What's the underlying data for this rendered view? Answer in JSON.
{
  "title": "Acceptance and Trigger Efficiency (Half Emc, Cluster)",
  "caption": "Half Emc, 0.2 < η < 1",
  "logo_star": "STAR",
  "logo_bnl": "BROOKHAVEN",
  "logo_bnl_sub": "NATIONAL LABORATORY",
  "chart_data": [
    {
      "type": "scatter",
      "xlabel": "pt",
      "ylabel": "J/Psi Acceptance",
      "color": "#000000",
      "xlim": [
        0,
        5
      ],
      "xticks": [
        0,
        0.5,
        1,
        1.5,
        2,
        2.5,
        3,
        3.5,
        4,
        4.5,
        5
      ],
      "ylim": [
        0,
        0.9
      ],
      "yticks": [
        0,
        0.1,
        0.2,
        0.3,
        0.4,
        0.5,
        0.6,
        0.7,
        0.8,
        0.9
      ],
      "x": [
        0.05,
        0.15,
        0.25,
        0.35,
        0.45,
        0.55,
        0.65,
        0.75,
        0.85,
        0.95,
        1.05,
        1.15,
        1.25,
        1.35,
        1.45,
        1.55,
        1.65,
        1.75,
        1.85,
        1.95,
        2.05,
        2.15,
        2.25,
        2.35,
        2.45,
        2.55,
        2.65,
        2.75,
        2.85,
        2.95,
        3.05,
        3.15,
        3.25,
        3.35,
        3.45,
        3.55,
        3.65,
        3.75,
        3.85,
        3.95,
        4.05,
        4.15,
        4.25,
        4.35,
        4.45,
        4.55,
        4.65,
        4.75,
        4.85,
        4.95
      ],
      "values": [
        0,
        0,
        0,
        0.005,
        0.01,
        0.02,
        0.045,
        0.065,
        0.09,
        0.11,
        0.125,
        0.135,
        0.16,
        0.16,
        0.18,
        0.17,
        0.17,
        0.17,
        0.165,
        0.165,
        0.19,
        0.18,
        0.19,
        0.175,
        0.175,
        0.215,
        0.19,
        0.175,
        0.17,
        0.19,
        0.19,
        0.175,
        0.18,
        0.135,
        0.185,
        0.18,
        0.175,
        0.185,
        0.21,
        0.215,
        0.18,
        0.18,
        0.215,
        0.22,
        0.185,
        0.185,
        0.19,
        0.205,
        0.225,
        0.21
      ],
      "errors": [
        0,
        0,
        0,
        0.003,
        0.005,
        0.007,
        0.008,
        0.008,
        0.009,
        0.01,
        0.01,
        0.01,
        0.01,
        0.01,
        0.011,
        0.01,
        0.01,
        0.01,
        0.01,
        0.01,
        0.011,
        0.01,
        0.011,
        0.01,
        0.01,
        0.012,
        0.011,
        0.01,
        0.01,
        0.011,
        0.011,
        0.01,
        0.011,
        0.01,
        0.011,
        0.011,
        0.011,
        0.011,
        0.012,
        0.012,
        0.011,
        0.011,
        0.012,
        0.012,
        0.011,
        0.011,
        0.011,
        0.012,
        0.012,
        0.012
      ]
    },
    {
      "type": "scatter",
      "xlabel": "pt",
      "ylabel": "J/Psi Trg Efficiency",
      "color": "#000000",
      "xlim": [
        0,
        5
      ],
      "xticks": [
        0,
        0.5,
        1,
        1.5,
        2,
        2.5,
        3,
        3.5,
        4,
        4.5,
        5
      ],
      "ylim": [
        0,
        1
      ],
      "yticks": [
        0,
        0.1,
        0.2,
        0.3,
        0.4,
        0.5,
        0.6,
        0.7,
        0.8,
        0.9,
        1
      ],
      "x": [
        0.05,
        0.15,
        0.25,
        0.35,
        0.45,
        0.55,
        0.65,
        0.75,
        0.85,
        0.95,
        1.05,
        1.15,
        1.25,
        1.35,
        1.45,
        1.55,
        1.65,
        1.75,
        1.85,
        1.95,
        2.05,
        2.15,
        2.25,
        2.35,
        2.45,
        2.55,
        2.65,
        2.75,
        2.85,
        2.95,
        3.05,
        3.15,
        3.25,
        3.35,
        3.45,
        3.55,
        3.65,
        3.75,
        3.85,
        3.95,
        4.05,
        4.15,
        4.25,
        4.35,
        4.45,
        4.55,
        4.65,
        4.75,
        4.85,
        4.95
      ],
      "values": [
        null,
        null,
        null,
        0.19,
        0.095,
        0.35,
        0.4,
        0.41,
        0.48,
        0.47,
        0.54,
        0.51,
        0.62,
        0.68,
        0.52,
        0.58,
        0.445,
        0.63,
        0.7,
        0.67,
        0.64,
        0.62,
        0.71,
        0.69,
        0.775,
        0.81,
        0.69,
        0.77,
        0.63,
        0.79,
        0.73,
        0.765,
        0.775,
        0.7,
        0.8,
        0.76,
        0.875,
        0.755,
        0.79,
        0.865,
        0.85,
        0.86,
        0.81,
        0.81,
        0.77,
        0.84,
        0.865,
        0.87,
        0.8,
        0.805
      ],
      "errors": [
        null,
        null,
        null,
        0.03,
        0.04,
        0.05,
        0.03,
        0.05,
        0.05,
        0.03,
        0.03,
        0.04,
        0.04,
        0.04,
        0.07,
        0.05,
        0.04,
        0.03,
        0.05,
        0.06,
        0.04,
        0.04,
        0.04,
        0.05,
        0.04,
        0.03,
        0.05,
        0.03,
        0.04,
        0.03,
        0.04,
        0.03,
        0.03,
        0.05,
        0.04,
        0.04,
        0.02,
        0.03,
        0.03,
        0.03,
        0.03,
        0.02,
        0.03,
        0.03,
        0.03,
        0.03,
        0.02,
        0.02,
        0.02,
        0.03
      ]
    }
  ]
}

☆ ☆ ☆ ☆ ☆ ☆ ☆

To be done
Every entry in the listing must be retyped exactly.

Written answer
What's the underlying data for this rendered view? Answer in JSON.
{
  "title": "Acceptance and Trigger Efficiency (Half Emc, Cluster)",
  "caption": "Half Emc, 0.2 < η < 1",
  "logo_star": "STAR",
  "logo_bnl": "BROOKHAVEN",
  "logo_bnl_sub": "NATIONAL LABORATORY",
  "chart_data": [
    {
      "type": "scatter",
      "xlabel": "pt",
      "ylabel": "J/Psi Acceptance",
      "color": "#000000",
      "xlim": [
        0,
        5
      ],
      "xticks": [
        0,
        0.5,
        1,
        1.5,
        2,
        2.5,
        3,
        3.5,
        4,
        4.5,
        5
      ],
      "ylim": [
        0,
        0.9
      ],
      "yticks": [
        0,
        0.1,
        0.2,
        0.3,
        0.4,
        0.5,
        0.6,
        0.7,
        0.8,
        0.9
      ],
      "x": [
        0.05,
        0.15,
        0.25,
        0.35,
        0.45,
        0.55,
        0.65,
        0.75,
        0.85,
        0.95,
        1.05,
        1.15,
        1.25,
        1.35,
        1.45,
        1.55,
        1.65,
        1.75,
        1.85,
        1.95,
        2.05,
        2.15,
        2.25,
        2.35,
        2.45,
        2.55,
        2.65,
        2.75,
        2.85,
        2.95,
        3.05,
        3.15,
        3.25,
        3.35,
        3.45,
        3.55,
        3.65,
        3.75,
        3.85,
        3.95,
        4.05,
        4.15,
        4.25,
        4.35,
        4.45,
        4.55,
        4.65,
        4.75,
        4.85,
        4.95
      ],
      "values": [
        0,
        0,
        0,
        0.005,
        0.01,
        0.02,
        0.045,
        0.065,
        0.09,
        0.11,
        0.125,
        0.135,
        0.16,
        0.16,
        0.18,
        0.17,
        0.17,
        0.17,
        0.165,
        0.165,
        0.19,
        0.18,
        0.19,
        0.175,
        0.175,
        0.215,
        0.19,
        0.175,
        0.17,
        0.19,
        0.19,
        0.175,
        0.18,
        0.135,
        0.185,
        0.18,
        0.175,
        0.185,
        0.21,
        0.215,
        0.18,
        0.18,
        0.215,
        0.22,
        0.185,
        0.185,
        0.19,
        0.205,
        0.225,
        0.21
      ],
      "errors": [
        0,
        0,
        0,
        0.003,
        0.005,
        0.007,
        0.008,
        0.008,
        0.009,
        0.01,
        0.01,
        0.01,
        0.01,
        0.01,
        0.011,
        0.01,
        0.01,
        0.01,
        0.01,
        0.01,
        0.011,
        0.01,
        0.011,
        0.01,
        0.01,
        0.012,
        0.011,
        0.01,
        0.01,
        0.011,
        0.011,
        0.01,
        0.011,
        0.01,
        0.011,
        0.011,
        0.011,
        0.011,
        0.012,
        0.012,
        0.011,
        0.011,
        0.012,
        0.012,
        0.011,
        0.011,
        0.011,
        0.012,
        0.012,
        0.012
      ]
    },
    {
      "type": "scatter",
      "xlabel": "pt",
      "ylabel": "J/Psi Trg Efficiency",
      "color": "#000000",
      "xlim": [
        0,
        5
      ],
      "xticks": [
        0,
        0.5,
        1,
        1.5,
        2,
        2.5,
        3,
        3.5,
        4,
        4.5,
        5
      ],
      "ylim": [
        0,
        1
      ],
      "yticks": [
        0,
        0.1,
        0.2,
        0.3,
        0.4,
        0.5,
        0.6,
        0.7,
        0.8,
        0.9,
        1
      ],
      "x": [
        0.05,
        0.15,
        0.25,
        0.35,
        0.45,
        0.55,
        0.65,
        0.75,
        0.85,
        0.95,
        1.05,
        1.15,
        1.25,
        1.35,
        1.45,
        1.55,
        1.65,
        1.75,
        1.85,
        1.95,
        2.05,
        2.15,
        2.25,
        2.35,
        2.45,
        2.55,
        2.65,
        2.75,
        2.85,
        2.95,
        3.05,
        3.15,
        3.25,
        3.35,
        3.45,
        3.55,
        3.65,
        3.75,
        3.85,
        3.95,
        4.05,
        4.15,
        4.25,
        4.35,
        4.45,
        4.55,
        4.65,
        4.75,
        4.85,
        4.95
      ],
      "values": [
        null,
        null,
        null,
        0.19,
        0.095,
        0.35,
        0.4,
        0.41,
        0.48,
        0.47,
        0.54,
        0.51,
        0.62,
        0.68,
        0.52,
        0.58,
        0.445,
        0.63,
        0.7,
        0.67,
        0.64,
        0.62,
        0.71,
        0.69,
        0.775,
        0.81,
        0.69,
        0.77,
        0.63,
        0.79,
        0.73,
        0.765,
        0.775,
        0.7,
        0.8,
        0.76,
        0.875,
        0.755,
        0.79,
        0.865,
        0.85,
        0.86,
        0.81,
        0.81,
        0.77,
        0.84,
        0.865,
        0.87,
        0.8,
        0.805
      ],
      "errors": [
        null,
        null,
        null,
        0.03,
        0.04,
        0.05,
        0.03,
        0.05,
        0.05,
        0.03,
        0.03,
        0.04,
        0.04,
        0.04,
        0.07,
        0.05,
        0.04,
        0.03,
        0.05,
        0.06,
        0.04,
        0.04,
        0.04,
        0.05,
        0.04,
        0.03,
        0.05,
        0.03,
        0.04,
        0.03,
        0.04,
        0.03,
        0.03,
        0.05,
        0.04,
        0.04,
        0.02,
        0.03,
        0.03,
        0.03,
        0.03,
        0.02,
        0.03,
        0.03,
        0.03,
        0.03,
        0.02,
        0.02,
        0.02,
        0.03
      ]
    }
  ]
}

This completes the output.